▶ **Record list**:
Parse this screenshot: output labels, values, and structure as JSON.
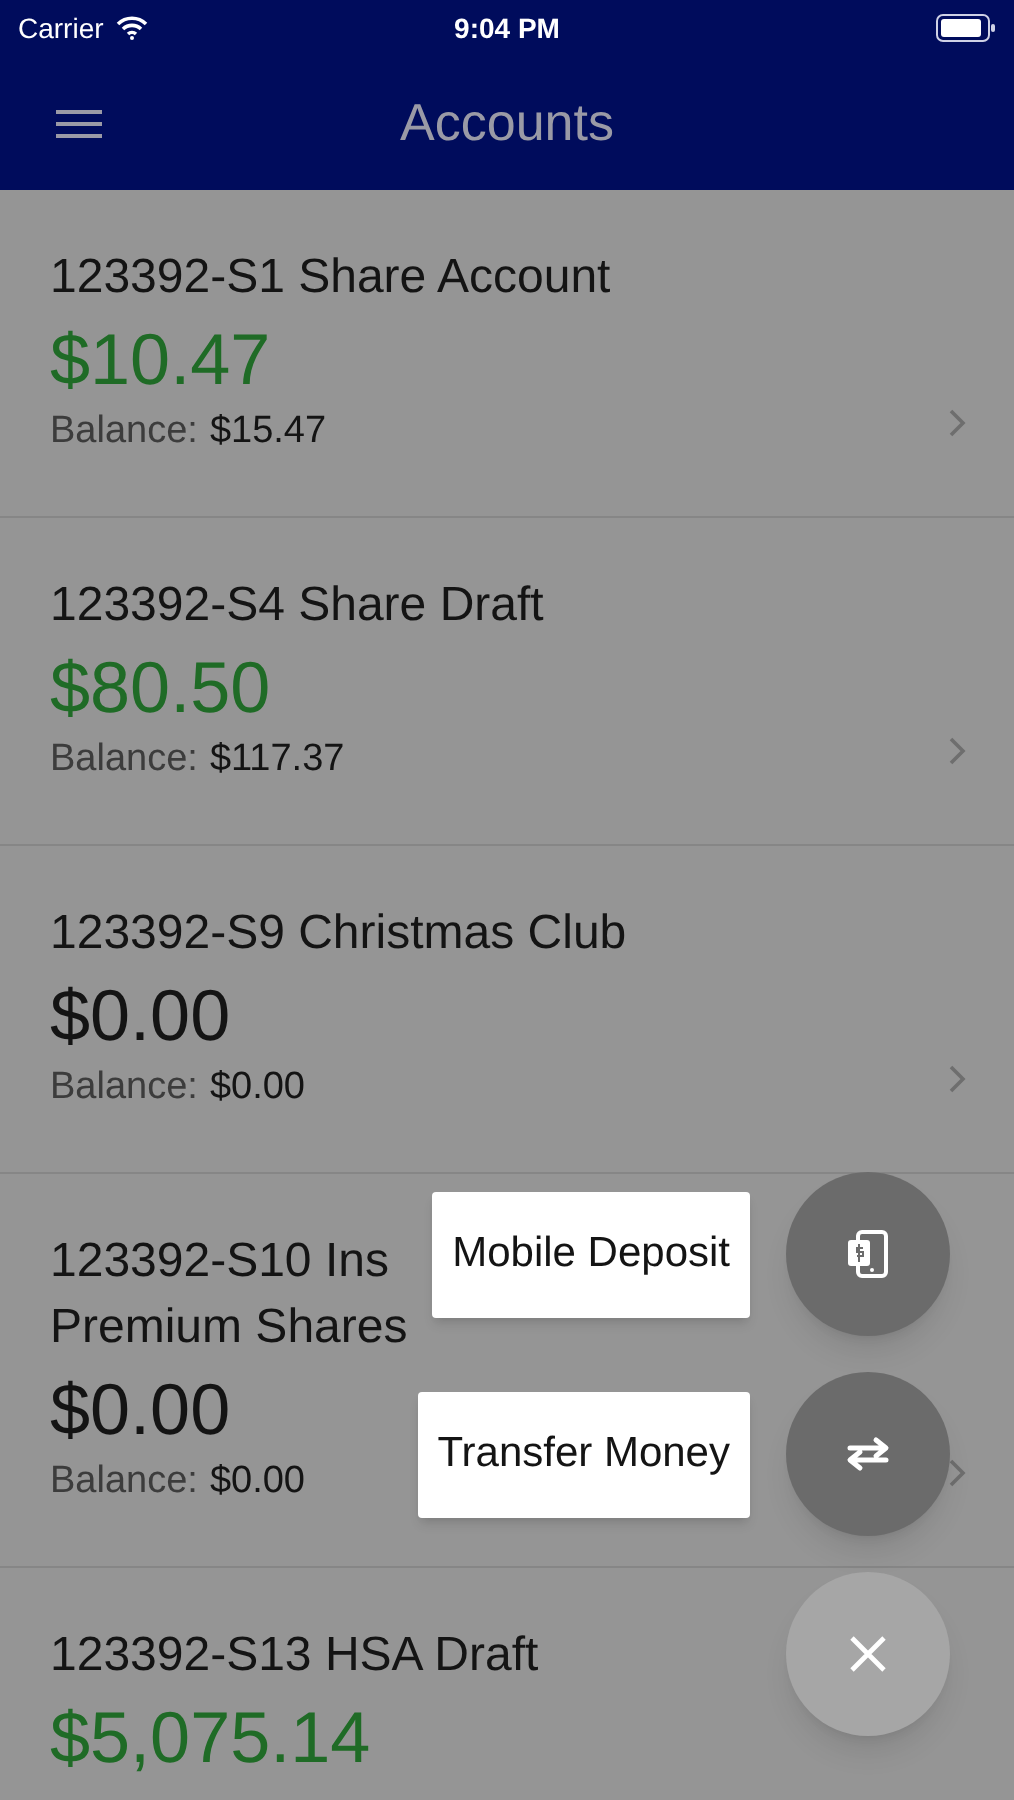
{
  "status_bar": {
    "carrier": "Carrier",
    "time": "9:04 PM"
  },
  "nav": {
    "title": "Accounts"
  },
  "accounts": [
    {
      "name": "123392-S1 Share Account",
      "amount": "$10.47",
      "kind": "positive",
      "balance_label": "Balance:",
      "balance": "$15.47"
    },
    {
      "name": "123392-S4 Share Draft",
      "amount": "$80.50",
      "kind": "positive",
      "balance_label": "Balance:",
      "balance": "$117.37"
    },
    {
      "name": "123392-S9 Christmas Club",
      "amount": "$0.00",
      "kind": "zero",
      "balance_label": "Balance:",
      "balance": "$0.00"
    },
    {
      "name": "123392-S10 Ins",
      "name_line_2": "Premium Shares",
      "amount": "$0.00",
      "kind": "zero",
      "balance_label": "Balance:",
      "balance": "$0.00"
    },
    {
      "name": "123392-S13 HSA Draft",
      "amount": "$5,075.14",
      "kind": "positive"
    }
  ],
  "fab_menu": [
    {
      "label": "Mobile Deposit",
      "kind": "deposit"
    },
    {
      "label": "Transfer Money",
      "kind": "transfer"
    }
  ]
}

▶ **Exercise prompt**: Output each line exactly; omit every picture.

▶ **Reply**:
Parse this screenshot: output labels, values, and structure as JSON.
{
  "status_bar": {
    "carrier": "Carrier",
    "time": "9:04 PM"
  },
  "nav": {
    "title": "Accounts"
  },
  "accounts": [
    {
      "name": "123392-S1 Share Account",
      "amount": "$10.47",
      "kind": "positive",
      "balance_label": "Balance:",
      "balance": "$15.47"
    },
    {
      "name": "123392-S4 Share Draft",
      "amount": "$80.50",
      "kind": "positive",
      "balance_label": "Balance:",
      "balance": "$117.37"
    },
    {
      "name": "123392-S9 Christmas Club",
      "amount": "$0.00",
      "kind": "zero",
      "balance_label": "Balance:",
      "balance": "$0.00"
    },
    {
      "name": "123392-S10 Ins",
      "name_line_2": "Premium Shares",
      "amount": "$0.00",
      "kind": "zero",
      "balance_label": "Balance:",
      "balance": "$0.00"
    },
    {
      "name": "123392-S13 HSA Draft",
      "amount": "$5,075.14",
      "kind": "positive"
    }
  ],
  "fab_menu": [
    {
      "label": "Mobile Deposit",
      "kind": "deposit"
    },
    {
      "label": "Transfer Money",
      "kind": "transfer"
    }
  ]
}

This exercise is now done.